● **Stated goal**:
Print the range of lines that opens with the line containing "What text is on this page?" and closes with the last line of the listing. Include both ends; print nothing more.

** Start of Data to process **

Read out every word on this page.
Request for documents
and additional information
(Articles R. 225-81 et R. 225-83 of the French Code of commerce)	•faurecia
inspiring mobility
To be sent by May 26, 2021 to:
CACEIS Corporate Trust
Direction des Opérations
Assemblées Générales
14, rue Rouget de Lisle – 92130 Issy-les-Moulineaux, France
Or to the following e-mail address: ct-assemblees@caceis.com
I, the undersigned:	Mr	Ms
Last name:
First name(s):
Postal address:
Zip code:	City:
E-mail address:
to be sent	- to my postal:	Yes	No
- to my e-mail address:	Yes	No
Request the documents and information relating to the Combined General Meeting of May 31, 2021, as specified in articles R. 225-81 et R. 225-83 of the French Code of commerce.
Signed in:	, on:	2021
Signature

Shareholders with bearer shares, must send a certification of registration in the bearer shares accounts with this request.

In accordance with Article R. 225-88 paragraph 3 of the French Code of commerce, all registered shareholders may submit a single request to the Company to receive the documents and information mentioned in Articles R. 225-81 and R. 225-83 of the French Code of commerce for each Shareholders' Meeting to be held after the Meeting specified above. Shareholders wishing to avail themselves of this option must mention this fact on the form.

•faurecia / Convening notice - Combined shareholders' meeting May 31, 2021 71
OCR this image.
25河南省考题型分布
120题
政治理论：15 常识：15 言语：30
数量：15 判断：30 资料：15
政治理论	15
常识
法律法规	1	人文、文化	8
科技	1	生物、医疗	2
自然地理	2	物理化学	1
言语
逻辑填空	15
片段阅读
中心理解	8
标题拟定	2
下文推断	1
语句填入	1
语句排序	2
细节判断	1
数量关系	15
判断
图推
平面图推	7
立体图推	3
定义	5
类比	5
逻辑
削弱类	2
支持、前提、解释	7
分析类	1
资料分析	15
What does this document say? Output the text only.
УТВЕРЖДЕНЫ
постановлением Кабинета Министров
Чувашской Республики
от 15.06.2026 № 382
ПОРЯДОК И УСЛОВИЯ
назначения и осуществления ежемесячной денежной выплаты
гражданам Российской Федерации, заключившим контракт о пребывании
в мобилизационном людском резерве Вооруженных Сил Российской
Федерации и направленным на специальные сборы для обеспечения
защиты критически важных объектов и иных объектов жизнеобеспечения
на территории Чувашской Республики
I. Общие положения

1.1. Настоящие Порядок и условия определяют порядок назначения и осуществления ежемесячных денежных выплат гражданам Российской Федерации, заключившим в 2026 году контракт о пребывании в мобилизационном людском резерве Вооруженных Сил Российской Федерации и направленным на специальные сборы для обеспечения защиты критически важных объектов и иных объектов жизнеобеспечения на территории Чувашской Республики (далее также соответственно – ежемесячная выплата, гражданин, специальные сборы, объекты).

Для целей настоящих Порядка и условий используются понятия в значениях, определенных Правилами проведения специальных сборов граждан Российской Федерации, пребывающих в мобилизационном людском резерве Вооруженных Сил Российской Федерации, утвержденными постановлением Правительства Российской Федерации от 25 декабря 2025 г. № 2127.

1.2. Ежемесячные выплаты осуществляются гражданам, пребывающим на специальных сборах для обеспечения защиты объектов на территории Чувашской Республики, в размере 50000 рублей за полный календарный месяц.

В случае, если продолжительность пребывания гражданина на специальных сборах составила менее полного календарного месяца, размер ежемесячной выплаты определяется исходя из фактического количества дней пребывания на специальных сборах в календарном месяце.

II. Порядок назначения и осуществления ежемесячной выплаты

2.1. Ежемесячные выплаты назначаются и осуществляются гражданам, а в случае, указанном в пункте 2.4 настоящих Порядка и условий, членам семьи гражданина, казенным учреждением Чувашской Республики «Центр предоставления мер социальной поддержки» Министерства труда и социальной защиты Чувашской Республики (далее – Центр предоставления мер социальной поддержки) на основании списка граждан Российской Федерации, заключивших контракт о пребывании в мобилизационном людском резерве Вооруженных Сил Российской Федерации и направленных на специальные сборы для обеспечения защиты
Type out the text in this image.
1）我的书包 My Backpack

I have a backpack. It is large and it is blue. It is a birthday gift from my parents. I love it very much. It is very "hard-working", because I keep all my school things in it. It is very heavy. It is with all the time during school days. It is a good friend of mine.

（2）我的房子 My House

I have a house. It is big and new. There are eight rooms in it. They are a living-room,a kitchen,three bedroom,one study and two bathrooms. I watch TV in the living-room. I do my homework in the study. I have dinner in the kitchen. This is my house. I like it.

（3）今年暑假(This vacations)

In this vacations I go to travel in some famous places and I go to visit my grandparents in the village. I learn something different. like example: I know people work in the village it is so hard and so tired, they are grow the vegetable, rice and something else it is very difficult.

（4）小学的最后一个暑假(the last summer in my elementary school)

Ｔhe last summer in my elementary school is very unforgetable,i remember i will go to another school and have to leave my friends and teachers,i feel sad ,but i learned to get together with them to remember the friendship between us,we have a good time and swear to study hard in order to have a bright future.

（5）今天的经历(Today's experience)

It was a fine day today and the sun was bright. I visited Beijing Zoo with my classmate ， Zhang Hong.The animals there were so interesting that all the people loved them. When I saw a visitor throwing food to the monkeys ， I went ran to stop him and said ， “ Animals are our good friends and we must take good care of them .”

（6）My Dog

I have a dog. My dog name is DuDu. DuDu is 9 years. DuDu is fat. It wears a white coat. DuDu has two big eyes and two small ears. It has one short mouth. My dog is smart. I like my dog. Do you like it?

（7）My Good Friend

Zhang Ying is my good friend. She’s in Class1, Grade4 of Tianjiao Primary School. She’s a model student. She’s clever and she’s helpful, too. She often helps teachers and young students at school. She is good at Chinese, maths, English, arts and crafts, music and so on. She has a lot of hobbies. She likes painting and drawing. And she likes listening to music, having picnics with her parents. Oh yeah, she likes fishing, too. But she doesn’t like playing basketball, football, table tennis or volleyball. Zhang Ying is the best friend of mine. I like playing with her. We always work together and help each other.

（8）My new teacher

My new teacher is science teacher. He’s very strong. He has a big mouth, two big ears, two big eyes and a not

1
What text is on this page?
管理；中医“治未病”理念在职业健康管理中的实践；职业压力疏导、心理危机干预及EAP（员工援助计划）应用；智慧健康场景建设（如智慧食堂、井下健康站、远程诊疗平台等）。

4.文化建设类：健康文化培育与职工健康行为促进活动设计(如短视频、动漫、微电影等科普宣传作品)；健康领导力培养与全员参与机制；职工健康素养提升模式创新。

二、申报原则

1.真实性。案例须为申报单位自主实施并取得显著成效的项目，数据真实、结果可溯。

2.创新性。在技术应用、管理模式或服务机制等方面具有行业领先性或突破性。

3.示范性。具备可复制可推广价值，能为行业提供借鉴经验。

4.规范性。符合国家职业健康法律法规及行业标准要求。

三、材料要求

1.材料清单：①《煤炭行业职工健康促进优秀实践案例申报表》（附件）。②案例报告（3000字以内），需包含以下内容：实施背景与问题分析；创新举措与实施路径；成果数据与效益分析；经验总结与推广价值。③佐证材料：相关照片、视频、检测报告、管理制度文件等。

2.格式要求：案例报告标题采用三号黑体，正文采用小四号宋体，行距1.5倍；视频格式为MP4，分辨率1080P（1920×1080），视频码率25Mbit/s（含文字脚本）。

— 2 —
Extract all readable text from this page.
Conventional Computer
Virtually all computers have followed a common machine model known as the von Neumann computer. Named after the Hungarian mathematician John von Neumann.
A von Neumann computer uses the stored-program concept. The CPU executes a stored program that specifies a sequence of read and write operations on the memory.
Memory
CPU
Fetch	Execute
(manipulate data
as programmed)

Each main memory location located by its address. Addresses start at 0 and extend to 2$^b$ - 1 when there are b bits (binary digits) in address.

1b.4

** End of Data to process **

● **Solution**:
What text is on this page?
管理；中医“治未病”理念在职业健康管理中的实践；职业压力疏导、心理危机干预及EAP（员工援助计划）应用；智慧健康场景建设（如智慧食堂、井下健康站、远程诊疗平台等）。

4.文化建设类：健康文化培育与职工健康行为促进活动设计(如短视频、动漫、微电影等科普宣传作品)；健康领导力培养与全员参与机制；职工健康素养提升模式创新。

二、申报原则

1.真实性。案例须为申报单位自主实施并取得显著成效的项目，数据真实、结果可溯。

2.创新性。在技术应用、管理模式或服务机制等方面具有行业领先性或突破性。

3.示范性。具备可复制可推广价值，能为行业提供借鉴经验。

4.规范性。符合国家职业健康法律法规及行业标准要求。

三、材料要求

1.材料清单：①《煤炭行业职工健康促进优秀实践案例申报表》（附件）。②案例报告（3000字以内），需包含以下内容：实施背景与问题分析；创新举措与实施路径；成果数据与效益分析；经验总结与推广价值。③佐证材料：相关照片、视频、检测报告、管理制度文件等。

2.格式要求：案例报告标题采用三号黑体，正文采用小四号宋体，行距1.5倍；视频格式为MP4，分辨率1080P（1920×1080），视频码率25Mbit/s（含文字脚本）。

— 2 —
Extract all readable text from this page.
Conventional Computer
Virtually all computers have followed a common machine model known as the von Neumann computer. Named after the Hungarian mathematician John von Neumann.
A von Neumann computer uses the stored-program concept. The CPU executes a stored program that specifies a sequence of read and write operations on the memory.
Memory
CPU
Fetch	Execute
(manipulate data
as programmed)

Each main memory location located by its address. Addresses start at 0 and extend to 2$^b$ - 1 when there are b bits (binary digits) in address.

1b.4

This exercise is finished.